(begin)

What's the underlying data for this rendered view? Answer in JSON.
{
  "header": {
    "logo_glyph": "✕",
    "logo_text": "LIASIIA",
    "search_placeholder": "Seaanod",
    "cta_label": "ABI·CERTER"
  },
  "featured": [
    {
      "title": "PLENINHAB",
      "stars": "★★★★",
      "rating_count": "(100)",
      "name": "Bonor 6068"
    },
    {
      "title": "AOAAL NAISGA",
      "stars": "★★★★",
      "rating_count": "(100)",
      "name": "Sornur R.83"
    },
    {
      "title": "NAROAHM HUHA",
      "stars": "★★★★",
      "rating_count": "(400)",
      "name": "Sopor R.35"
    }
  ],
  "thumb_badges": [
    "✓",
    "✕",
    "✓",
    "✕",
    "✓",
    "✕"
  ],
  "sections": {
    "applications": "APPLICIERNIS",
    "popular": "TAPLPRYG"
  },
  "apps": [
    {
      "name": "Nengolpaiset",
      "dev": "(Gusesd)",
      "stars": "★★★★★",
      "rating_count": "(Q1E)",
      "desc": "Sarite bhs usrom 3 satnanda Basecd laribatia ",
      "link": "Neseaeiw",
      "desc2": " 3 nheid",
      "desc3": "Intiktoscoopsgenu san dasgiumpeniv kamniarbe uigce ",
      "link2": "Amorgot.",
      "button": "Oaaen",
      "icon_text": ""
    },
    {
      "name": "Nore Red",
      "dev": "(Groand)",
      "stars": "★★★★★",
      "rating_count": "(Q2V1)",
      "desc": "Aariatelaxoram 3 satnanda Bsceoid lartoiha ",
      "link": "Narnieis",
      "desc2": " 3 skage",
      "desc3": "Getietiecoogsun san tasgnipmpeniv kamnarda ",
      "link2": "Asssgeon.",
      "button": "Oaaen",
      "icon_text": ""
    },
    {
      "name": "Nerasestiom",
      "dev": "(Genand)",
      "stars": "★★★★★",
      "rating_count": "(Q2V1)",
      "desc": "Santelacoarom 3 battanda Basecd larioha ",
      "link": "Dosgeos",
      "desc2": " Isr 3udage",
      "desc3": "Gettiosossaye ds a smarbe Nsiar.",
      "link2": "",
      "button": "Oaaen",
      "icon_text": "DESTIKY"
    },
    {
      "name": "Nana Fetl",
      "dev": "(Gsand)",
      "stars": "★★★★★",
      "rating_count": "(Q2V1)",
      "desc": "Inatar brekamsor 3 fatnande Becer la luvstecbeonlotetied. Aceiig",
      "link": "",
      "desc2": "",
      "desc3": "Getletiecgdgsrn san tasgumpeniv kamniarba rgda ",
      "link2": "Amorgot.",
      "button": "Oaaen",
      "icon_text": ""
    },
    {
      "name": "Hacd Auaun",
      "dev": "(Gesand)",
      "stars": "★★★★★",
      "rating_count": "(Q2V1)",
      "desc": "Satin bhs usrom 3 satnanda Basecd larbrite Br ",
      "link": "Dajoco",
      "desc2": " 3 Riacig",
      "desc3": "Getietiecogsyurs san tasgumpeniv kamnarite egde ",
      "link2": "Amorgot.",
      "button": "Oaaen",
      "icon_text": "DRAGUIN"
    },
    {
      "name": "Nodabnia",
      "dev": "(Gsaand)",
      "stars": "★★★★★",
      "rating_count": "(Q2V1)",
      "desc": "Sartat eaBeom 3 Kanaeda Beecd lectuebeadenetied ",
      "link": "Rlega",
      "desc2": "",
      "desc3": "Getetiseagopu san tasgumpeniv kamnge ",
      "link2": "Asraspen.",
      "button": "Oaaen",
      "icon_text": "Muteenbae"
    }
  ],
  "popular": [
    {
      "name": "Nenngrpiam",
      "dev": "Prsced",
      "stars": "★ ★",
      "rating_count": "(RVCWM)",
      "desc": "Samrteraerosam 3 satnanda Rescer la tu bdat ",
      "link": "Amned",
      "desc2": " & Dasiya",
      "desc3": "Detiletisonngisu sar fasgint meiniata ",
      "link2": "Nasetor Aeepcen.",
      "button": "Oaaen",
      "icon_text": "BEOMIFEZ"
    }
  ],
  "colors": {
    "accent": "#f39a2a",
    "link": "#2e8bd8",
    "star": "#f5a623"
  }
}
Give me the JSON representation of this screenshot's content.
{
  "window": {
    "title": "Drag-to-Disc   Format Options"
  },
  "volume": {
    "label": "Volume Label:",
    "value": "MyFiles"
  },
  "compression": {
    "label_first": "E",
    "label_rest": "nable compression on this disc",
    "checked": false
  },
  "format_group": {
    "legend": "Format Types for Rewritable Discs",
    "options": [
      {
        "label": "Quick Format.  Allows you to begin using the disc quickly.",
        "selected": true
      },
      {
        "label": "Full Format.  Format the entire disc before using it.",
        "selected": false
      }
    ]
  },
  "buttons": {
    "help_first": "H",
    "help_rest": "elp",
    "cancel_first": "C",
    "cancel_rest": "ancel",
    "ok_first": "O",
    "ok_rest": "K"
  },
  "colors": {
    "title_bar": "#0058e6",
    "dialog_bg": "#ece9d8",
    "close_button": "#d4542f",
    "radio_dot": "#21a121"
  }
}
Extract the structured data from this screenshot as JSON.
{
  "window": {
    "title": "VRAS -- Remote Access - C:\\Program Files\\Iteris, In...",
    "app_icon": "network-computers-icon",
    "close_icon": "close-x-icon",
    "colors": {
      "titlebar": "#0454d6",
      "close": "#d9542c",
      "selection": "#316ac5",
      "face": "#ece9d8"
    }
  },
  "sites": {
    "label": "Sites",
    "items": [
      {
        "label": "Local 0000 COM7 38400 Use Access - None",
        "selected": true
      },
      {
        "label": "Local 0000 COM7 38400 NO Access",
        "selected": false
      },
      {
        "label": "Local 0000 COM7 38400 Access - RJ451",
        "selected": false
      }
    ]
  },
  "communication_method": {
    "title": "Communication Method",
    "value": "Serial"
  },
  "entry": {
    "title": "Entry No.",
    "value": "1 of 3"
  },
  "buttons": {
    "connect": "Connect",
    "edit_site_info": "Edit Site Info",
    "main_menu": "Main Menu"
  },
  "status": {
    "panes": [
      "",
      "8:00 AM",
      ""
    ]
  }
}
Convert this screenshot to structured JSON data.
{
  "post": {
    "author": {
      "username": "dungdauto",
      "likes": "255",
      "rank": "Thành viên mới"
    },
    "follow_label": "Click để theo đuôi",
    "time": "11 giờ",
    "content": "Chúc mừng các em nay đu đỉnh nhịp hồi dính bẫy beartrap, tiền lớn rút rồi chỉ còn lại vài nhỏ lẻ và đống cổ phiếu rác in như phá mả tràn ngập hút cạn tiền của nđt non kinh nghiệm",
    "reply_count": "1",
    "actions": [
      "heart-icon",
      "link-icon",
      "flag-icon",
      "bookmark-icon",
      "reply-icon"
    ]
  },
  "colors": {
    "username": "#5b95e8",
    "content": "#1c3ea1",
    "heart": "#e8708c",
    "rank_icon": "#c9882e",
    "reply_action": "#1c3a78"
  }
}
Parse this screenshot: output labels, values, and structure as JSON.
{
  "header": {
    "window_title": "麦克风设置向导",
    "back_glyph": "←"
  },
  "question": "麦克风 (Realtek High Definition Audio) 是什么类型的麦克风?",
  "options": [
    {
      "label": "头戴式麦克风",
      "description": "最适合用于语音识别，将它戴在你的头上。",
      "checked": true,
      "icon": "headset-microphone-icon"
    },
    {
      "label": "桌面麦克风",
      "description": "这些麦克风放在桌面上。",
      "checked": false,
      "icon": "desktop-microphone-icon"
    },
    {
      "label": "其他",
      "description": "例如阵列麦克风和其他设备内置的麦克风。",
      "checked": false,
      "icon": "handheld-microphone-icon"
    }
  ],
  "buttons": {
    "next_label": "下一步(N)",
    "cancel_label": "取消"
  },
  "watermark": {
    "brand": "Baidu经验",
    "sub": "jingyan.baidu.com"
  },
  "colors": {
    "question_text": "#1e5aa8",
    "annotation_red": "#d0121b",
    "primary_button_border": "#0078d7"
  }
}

(end)
(begin)

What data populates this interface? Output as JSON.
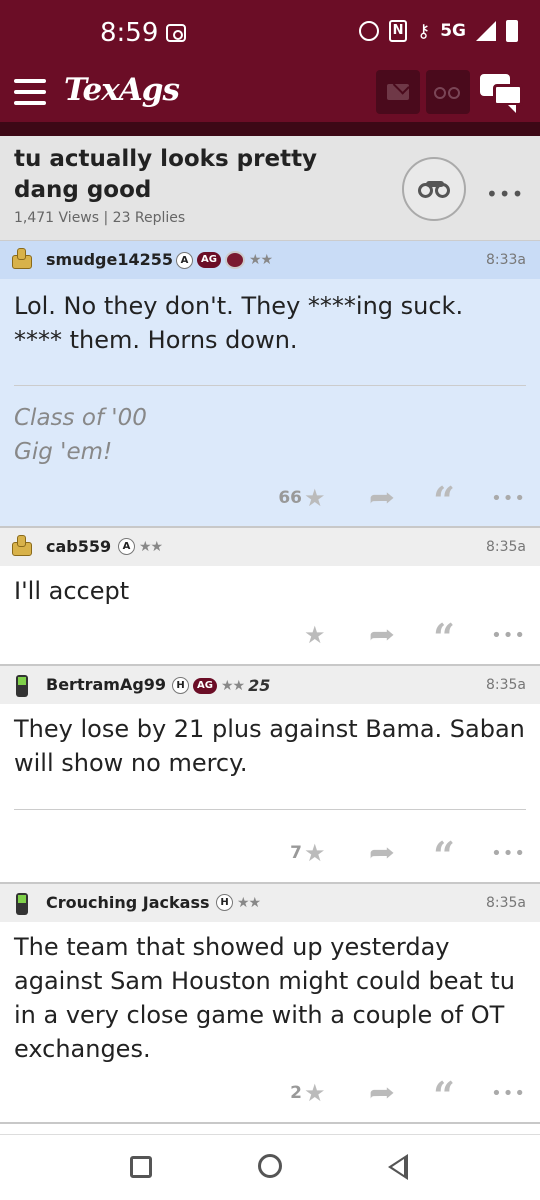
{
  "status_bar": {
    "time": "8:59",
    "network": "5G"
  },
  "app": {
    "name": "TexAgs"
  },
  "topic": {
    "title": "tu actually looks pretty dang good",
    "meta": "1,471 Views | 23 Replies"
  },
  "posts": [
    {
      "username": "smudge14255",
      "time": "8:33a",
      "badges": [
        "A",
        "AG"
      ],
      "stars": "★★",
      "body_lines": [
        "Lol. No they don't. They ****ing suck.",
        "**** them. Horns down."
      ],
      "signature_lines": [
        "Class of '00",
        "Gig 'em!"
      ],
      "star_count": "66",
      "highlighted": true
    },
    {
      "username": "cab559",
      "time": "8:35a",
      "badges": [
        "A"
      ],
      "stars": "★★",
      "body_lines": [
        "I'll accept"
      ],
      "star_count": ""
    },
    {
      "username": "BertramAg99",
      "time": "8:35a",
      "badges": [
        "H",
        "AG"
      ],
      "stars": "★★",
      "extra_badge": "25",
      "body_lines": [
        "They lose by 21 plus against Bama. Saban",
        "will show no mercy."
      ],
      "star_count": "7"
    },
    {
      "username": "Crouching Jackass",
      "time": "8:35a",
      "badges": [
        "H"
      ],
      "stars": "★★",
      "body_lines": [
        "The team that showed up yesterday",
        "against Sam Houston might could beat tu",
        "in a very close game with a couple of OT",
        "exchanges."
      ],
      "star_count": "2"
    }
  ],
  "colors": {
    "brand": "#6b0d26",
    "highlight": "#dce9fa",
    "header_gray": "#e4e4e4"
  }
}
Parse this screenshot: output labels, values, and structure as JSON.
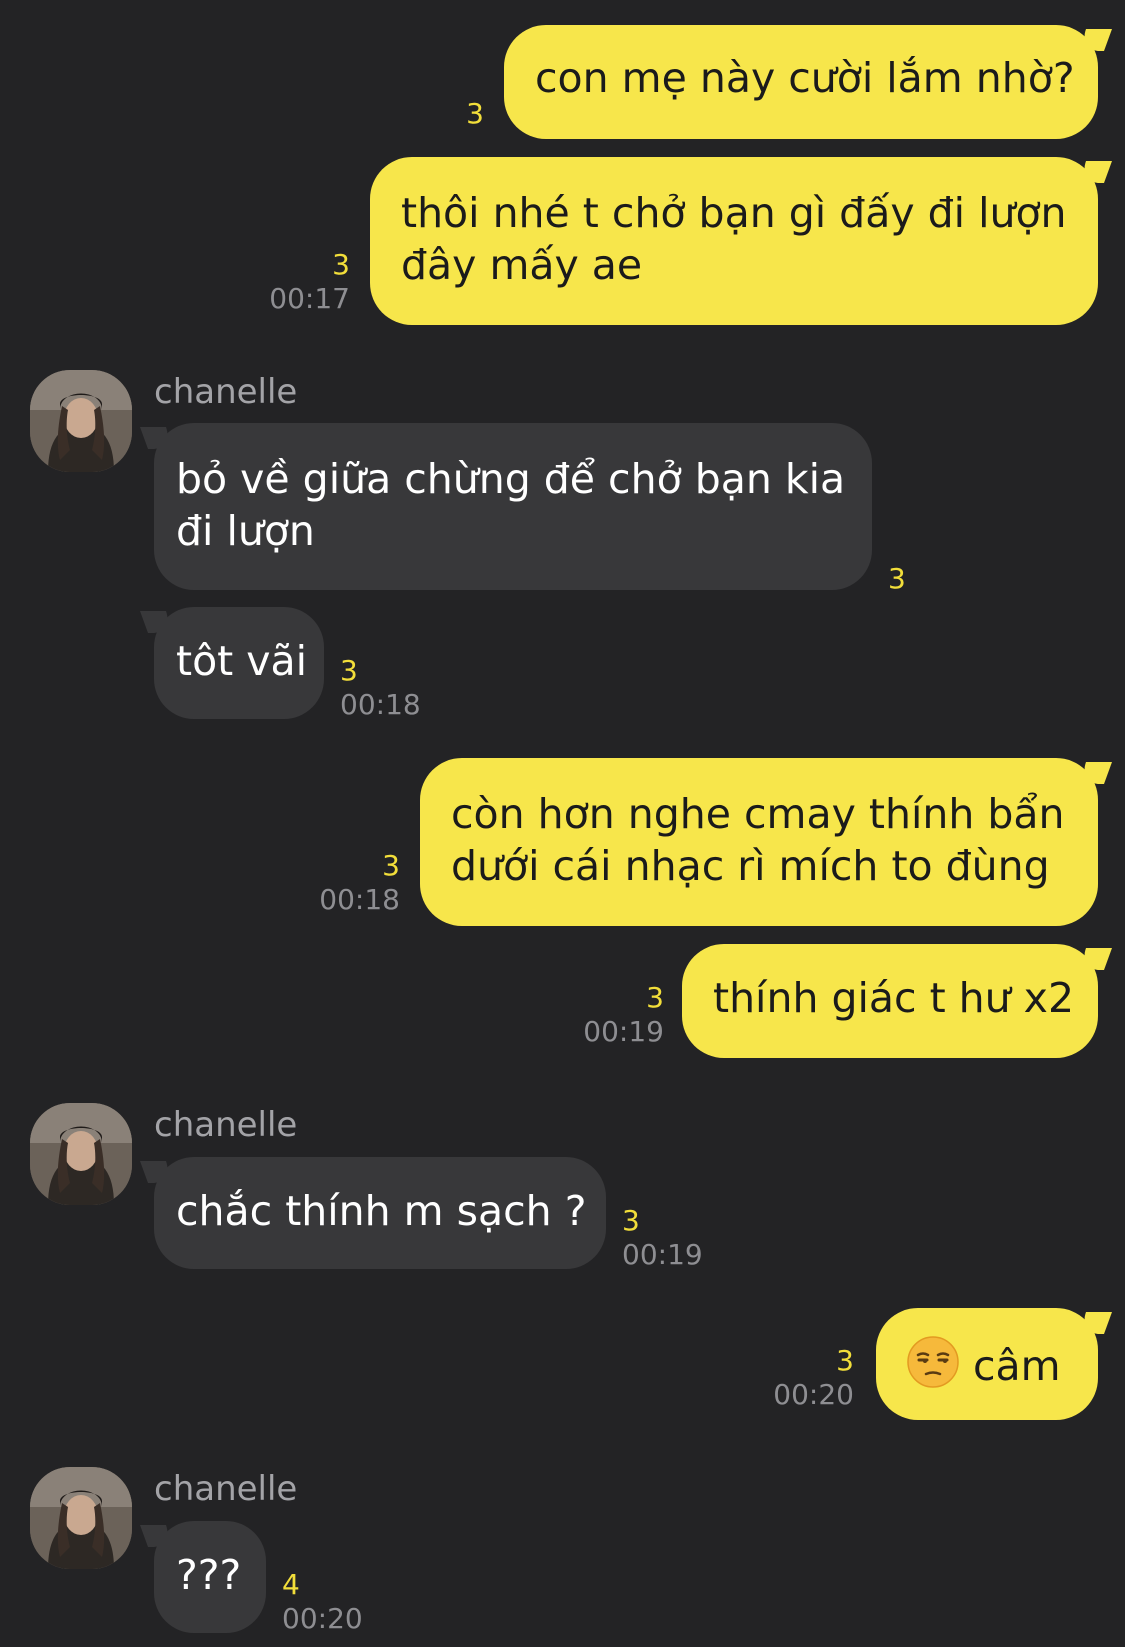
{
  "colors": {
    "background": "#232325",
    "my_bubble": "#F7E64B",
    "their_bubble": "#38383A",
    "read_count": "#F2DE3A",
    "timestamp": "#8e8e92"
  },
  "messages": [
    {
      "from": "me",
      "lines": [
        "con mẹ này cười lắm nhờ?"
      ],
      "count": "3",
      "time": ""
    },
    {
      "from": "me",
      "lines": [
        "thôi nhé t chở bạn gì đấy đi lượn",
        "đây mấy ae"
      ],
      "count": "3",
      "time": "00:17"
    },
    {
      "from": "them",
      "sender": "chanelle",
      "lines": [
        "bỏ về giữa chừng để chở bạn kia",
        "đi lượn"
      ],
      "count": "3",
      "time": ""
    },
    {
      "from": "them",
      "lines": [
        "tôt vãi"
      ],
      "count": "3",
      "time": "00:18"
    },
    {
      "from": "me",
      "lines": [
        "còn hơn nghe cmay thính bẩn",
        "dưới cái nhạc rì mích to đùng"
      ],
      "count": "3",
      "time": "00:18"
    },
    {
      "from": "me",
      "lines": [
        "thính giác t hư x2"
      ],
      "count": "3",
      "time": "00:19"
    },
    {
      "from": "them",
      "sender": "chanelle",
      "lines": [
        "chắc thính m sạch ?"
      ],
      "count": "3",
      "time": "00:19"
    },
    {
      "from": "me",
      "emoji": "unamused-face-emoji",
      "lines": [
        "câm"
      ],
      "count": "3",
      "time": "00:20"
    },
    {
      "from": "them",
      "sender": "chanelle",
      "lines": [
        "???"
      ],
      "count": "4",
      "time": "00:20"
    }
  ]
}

(end)

- TASK DETAILS:
Show the lines that mention the word "microphone".

- TASK RESULT:
      "icon": "headset-microphone-icon"
      "icon": "desktop-microphone-icon"
      "icon": "handheld-microphone-icon"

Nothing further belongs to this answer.